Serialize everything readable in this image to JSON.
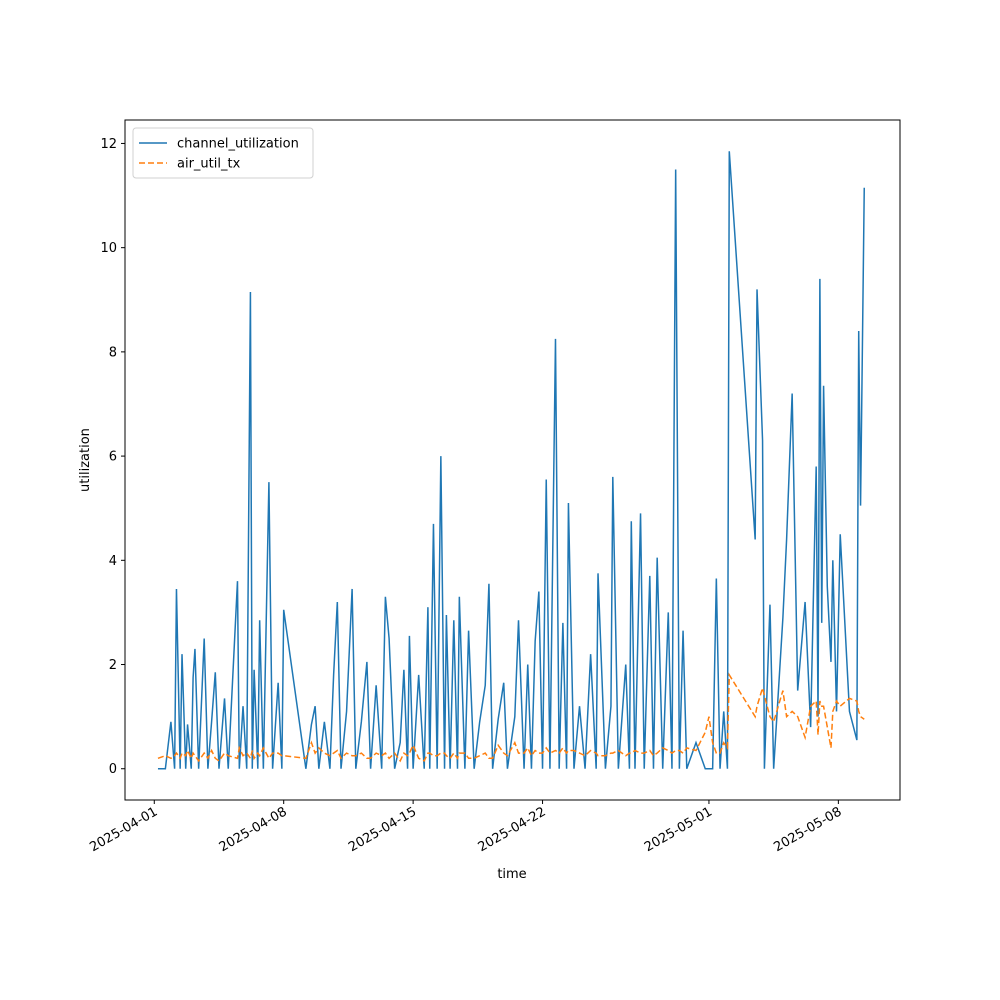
{
  "chart_data": {
    "type": "line",
    "xlabel": "time",
    "ylabel": "utilization",
    "x": [
      "2025-04-01 04:48",
      "2025-04-01 14:24",
      "2025-04-01 21:36",
      "2025-04-02 02:24",
      "2025-04-02 04:48",
      "2025-04-02 09:36",
      "2025-04-02 12:00",
      "2025-04-02 16:48",
      "2025-04-02 19:12",
      "2025-04-03 00:00",
      "2025-04-03 02:24",
      "2025-04-03 04:48",
      "2025-04-03 09:36",
      "2025-04-03 16:48",
      "2025-04-03 21:36",
      "2025-04-04 02:24",
      "2025-04-04 07:12",
      "2025-04-04 12:00",
      "2025-04-04 19:12",
      "2025-04-05 00:00",
      "2025-04-05 12:00",
      "2025-04-05 14:24",
      "2025-04-05 19:12",
      "2025-04-06 00:00",
      "2025-04-06 04:48",
      "2025-04-06 07:12",
      "2025-04-06 09:36",
      "2025-04-06 14:24",
      "2025-04-06 16:48",
      "2025-04-06 21:36",
      "2025-04-07 04:48",
      "2025-04-07 09:36",
      "2025-04-07 16:48",
      "2025-04-07 21:36",
      "2025-04-08 00:00",
      "2025-04-09 04:48",
      "2025-04-09 12:00",
      "2025-04-09 16:48",
      "2025-04-09 21:36",
      "2025-04-10 04:48",
      "2025-04-10 12:00",
      "2025-04-10 16:48",
      "2025-04-10 21:36",
      "2025-04-11 02:24",
      "2025-04-11 09:36",
      "2025-04-11 16:48",
      "2025-04-11 21:36",
      "2025-04-12 04:48",
      "2025-04-12 12:00",
      "2025-04-12 16:48",
      "2025-04-13 00:00",
      "2025-04-13 07:12",
      "2025-04-13 12:00",
      "2025-04-13 16:48",
      "2025-04-14 00:00",
      "2025-04-14 07:12",
      "2025-04-14 12:00",
      "2025-04-14 16:48",
      "2025-04-14 19:12",
      "2025-04-15 00:00",
      "2025-04-15 07:12",
      "2025-04-15 14:24",
      "2025-04-15 19:12",
      "2025-04-15 21:36",
      "2025-04-16 02:24",
      "2025-04-16 07:12",
      "2025-04-16 12:00",
      "2025-04-16 16:48",
      "2025-04-16 19:12",
      "2025-04-17 00:00",
      "2025-04-17 04:48",
      "2025-04-17 09:36",
      "2025-04-17 12:00",
      "2025-04-17 19:12",
      "2025-04-18 00:00",
      "2025-04-18 07:12",
      "2025-04-18 14:24",
      "2025-04-18 21:36",
      "2025-04-19 02:24",
      "2025-04-19 07:12",
      "2025-04-19 14:24",
      "2025-04-19 21:36",
      "2025-04-20 02:24",
      "2025-04-20 12:00",
      "2025-04-20 16:48",
      "2025-04-21 00:00",
      "2025-04-21 04:48",
      "2025-04-21 09:36",
      "2025-04-21 14:24",
      "2025-04-21 19:12",
      "2025-04-22 00:00",
      "2025-04-22 04:48",
      "2025-04-22 09:36",
      "2025-04-22 16:48",
      "2025-04-22 21:36",
      "2025-04-23 02:24",
      "2025-04-23 07:12",
      "2025-04-23 09:36",
      "2025-04-23 16:48",
      "2025-04-24 00:00",
      "2025-04-24 07:12",
      "2025-04-24 14:24",
      "2025-04-24 21:36",
      "2025-04-25 00:00",
      "2025-04-25 09:36",
      "2025-04-25 16:48",
      "2025-04-25 19:12",
      "2025-04-26 02:24",
      "2025-04-26 12:00",
      "2025-04-26 16:48",
      "2025-04-26 19:12",
      "2025-04-27 00:00",
      "2025-04-27 07:12",
      "2025-04-27 12:00",
      "2025-04-27 19:12",
      "2025-04-28 00:00",
      "2025-04-28 04:48",
      "2025-04-28 12:00",
      "2025-04-28 19:12",
      "2025-04-29 00:00",
      "2025-04-29 04:48",
      "2025-04-29 09:36",
      "2025-04-29 14:24",
      "2025-04-29 19:12",
      "2025-04-30 07:12",
      "2025-04-30 19:12",
      "2025-05-01 00:00",
      "2025-05-01 04:48",
      "2025-05-01 09:36",
      "2025-05-01 14:24",
      "2025-05-01 19:12",
      "2025-05-02 00:00",
      "2025-05-02 02:24",
      "2025-05-03 12:00",
      "2025-05-03 14:24",
      "2025-05-03 21:36",
      "2025-05-04 00:00",
      "2025-05-04 07:12",
      "2025-05-04 12:00",
      "2025-05-05 00:00",
      "2025-05-05 04:48",
      "2025-05-05 12:00",
      "2025-05-05 19:12",
      "2025-05-06 04:48",
      "2025-05-06 12:00",
      "2025-05-06 19:12",
      "2025-05-06 21:36",
      "2025-05-07 00:00",
      "2025-05-07 02:24",
      "2025-05-07 04:48",
      "2025-05-07 09:36",
      "2025-05-07 14:24",
      "2025-05-07 16:48",
      "2025-05-07 21:36",
      "2025-05-08 02:24",
      "2025-05-08 14:24",
      "2025-05-09 00:00",
      "2025-05-09 02:24",
      "2025-05-09 04:48",
      "2025-05-09 09:36"
    ],
    "series": [
      {
        "name": "channel_utilization",
        "color": "#1f77b4",
        "linestyle": "solid",
        "values": [
          0,
          0,
          0.9,
          0,
          3.45,
          0,
          2.2,
          0,
          0.85,
          0,
          1.75,
          2.3,
          0,
          2.5,
          0,
          0.9,
          1.85,
          0,
          1.35,
          0,
          3.6,
          0,
          1.2,
          0,
          9.15,
          0,
          1.9,
          0,
          2.85,
          0,
          5.5,
          0,
          1.65,
          0,
          3.05,
          0,
          0.85,
          1.2,
          0,
          0.9,
          0,
          1.8,
          3.2,
          0,
          1.1,
          3.45,
          0,
          0.9,
          2.05,
          0,
          1.6,
          0,
          3.3,
          2.5,
          0,
          0.5,
          1.9,
          0,
          2.55,
          0,
          1.8,
          0,
          3.1,
          0,
          4.7,
          0,
          6.0,
          0,
          2.95,
          0,
          2.85,
          0,
          3.3,
          0,
          2.65,
          0,
          0.9,
          1.6,
          3.55,
          0,
          0.95,
          1.65,
          0,
          1.0,
          2.85,
          0,
          2.0,
          0,
          2.45,
          3.4,
          0,
          5.55,
          0,
          8.25,
          0,
          2.8,
          0,
          5.1,
          0,
          1.2,
          0,
          2.2,
          0,
          3.75,
          0,
          1.2,
          5.6,
          0,
          2.0,
          0,
          4.75,
          0,
          4.9,
          0,
          3.7,
          0,
          4.05,
          0,
          3.0,
          0,
          11.5,
          0,
          2.65,
          0,
          0.5,
          0,
          0,
          0,
          3.65,
          0,
          1.1,
          0,
          11.85,
          4.4,
          9.2,
          6.3,
          0,
          3.15,
          0,
          2.9,
          4.4,
          7.2,
          1.5,
          3.2,
          0.8,
          5.8,
          1.0,
          9.4,
          2.8,
          7.35,
          3.5,
          2.05,
          4.0,
          1.1,
          4.5,
          1.1,
          0.55,
          8.4,
          5.05,
          11.15
        ]
      },
      {
        "name": "air_util_tx",
        "color": "#ff7f0e",
        "linestyle": "dashed",
        "values": [
          0.2,
          0.25,
          0.2,
          0.25,
          0.3,
          0.2,
          0.3,
          0.25,
          0.35,
          0.2,
          0.3,
          0.25,
          0.15,
          0.3,
          0.2,
          0.35,
          0.2,
          0.15,
          0.3,
          0.25,
          0.2,
          0.4,
          0.25,
          0.3,
          0.2,
          0.35,
          0.2,
          0.3,
          0.25,
          0.4,
          0.2,
          0.3,
          0.3,
          0.25,
          0.25,
          0.2,
          0.5,
          0.3,
          0.4,
          0.3,
          0.25,
          0.3,
          0.35,
          0.2,
          0.3,
          0.25,
          0.25,
          0.3,
          0.2,
          0.2,
          0.3,
          0.25,
          0.3,
          0.2,
          0.3,
          0.15,
          0.3,
          0.25,
          0.3,
          0.45,
          0.2,
          0.15,
          0.3,
          0.3,
          0.25,
          0.25,
          0.3,
          0.3,
          0.25,
          0.2,
          0.3,
          0.2,
          0.3,
          0.3,
          0.2,
          0.2,
          0.25,
          0.3,
          0.2,
          0.2,
          0.45,
          0.3,
          0.25,
          0.5,
          0.3,
          0.3,
          0.4,
          0.25,
          0.35,
          0.3,
          0.3,
          0.4,
          0.3,
          0.35,
          0.3,
          0.4,
          0.3,
          0.35,
          0.35,
          0.3,
          0.25,
          0.35,
          0.3,
          0.25,
          0.25,
          0.3,
          0.3,
          0.35,
          0.25,
          0.3,
          0.3,
          0.35,
          0.3,
          0.3,
          0.35,
          0.25,
          0.3,
          0.4,
          0.35,
          0.3,
          0.35,
          0.35,
          0.3,
          0.4,
          0.35,
          0.7,
          1.0,
          0.5,
          0.3,
          0.3,
          0.5,
          0.4,
          1.8,
          1.0,
          1.2,
          1.55,
          1.4,
          1.0,
          0.9,
          1.5,
          1.0,
          1.1,
          1.0,
          0.6,
          1.2,
          1.3,
          0.65,
          1.3,
          1.2,
          1.2,
          0.8,
          0.4,
          1.1,
          1.3,
          1.2,
          1.35,
          1.3,
          1.1,
          1.0,
          0.95
        ]
      }
    ],
    "xlim": [
      "2025-03-30 10:00",
      "2025-05-11 08:00"
    ],
    "xticks": [
      "2025-04-01",
      "2025-04-08",
      "2025-04-15",
      "2025-04-22",
      "2025-05-01",
      "2025-05-08"
    ],
    "ylim": [
      -0.6,
      12.45
    ],
    "yticks": [
      0,
      2,
      4,
      6,
      8,
      10,
      12
    ],
    "legend": "upper left"
  }
}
==================================================
## STATED EXERCISE:
Gather and return every line that holds the string "name".

## OUTPUT BELOW:
        "name": "channel_utilization",
        "name": "air_util_tx",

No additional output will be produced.